Your objective: Copy everything in the listing below word for word, apart from any images.

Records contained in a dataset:
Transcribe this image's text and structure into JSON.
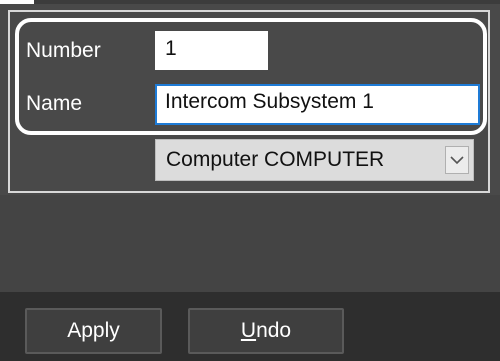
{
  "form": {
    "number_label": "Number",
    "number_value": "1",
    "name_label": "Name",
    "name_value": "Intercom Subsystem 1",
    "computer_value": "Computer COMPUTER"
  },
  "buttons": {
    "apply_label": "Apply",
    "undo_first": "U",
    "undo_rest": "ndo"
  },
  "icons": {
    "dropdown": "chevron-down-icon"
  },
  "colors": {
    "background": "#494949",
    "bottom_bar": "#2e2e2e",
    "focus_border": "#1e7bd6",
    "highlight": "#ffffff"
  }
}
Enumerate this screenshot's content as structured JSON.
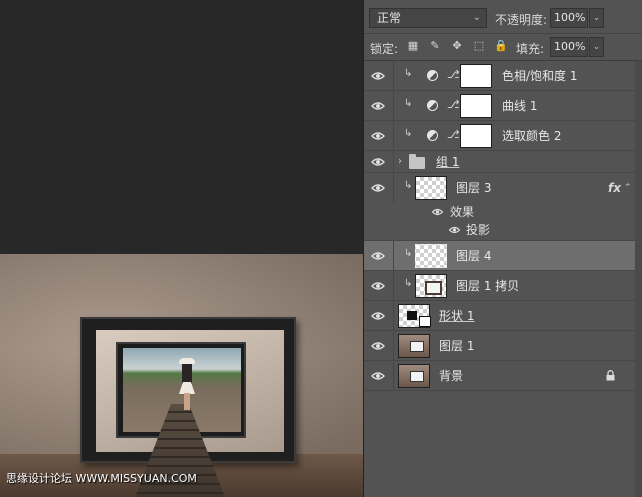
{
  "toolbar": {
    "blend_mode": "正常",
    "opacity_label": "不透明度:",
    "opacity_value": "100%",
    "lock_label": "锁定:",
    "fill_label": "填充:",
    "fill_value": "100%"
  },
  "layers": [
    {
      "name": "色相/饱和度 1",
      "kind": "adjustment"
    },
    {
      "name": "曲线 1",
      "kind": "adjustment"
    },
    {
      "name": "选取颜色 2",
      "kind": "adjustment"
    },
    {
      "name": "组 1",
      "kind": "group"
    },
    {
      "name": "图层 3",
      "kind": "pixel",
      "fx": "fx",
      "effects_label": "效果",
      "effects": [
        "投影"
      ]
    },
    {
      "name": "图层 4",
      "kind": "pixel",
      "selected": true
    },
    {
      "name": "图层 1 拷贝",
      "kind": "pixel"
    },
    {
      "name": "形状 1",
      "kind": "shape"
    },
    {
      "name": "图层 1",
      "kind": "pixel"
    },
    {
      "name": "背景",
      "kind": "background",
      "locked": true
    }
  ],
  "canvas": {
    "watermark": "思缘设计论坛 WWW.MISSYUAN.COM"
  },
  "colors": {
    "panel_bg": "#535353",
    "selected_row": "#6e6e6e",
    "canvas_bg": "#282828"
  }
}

Correct response:
Transcribe this image's text and structure into JSON.
{
  "form": {
    "number_label": "Number",
    "number_value": "1",
    "name_label": "Name",
    "name_value": "Intercom Subsystem 1",
    "computer_value": "Computer COMPUTER"
  },
  "buttons": {
    "apply_label": "Apply",
    "undo_first": "U",
    "undo_rest": "ndo"
  },
  "icons": {
    "dropdown": "chevron-down-icon"
  },
  "colors": {
    "background": "#494949",
    "bottom_bar": "#2e2e2e",
    "focus_border": "#1e7bd6",
    "highlight": "#ffffff"
  }
}
Enumerate this screenshot's content as structured JSON.
{
  "toolbar": {
    "blend_mode": "正常",
    "opacity_label": "不透明度:",
    "opacity_value": "100%",
    "lock_label": "锁定:",
    "fill_label": "填充:",
    "fill_value": "100%"
  },
  "layers": [
    {
      "name": "色相/饱和度 1",
      "kind": "adjustment"
    },
    {
      "name": "曲线 1",
      "kind": "adjustment"
    },
    {
      "name": "选取颜色 2",
      "kind": "adjustment"
    },
    {
      "name": "组 1",
      "kind": "group"
    },
    {
      "name": "图层 3",
      "kind": "pixel",
      "fx": "fx",
      "effects_label": "效果",
      "effects": [
        "投影"
      ]
    },
    {
      "name": "图层 4",
      "kind": "pixel",
      "selected": true
    },
    {
      "name": "图层 1 拷贝",
      "kind": "pixel"
    },
    {
      "name": "形状 1",
      "kind": "shape"
    },
    {
      "name": "图层 1",
      "kind": "pixel"
    },
    {
      "name": "背景",
      "kind": "background",
      "locked": true
    }
  ],
  "canvas": {
    "watermark": "思缘设计论坛 WWW.MISSYUAN.COM"
  },
  "colors": {
    "panel_bg": "#535353",
    "selected_row": "#6e6e6e",
    "canvas_bg": "#282828"
  }
}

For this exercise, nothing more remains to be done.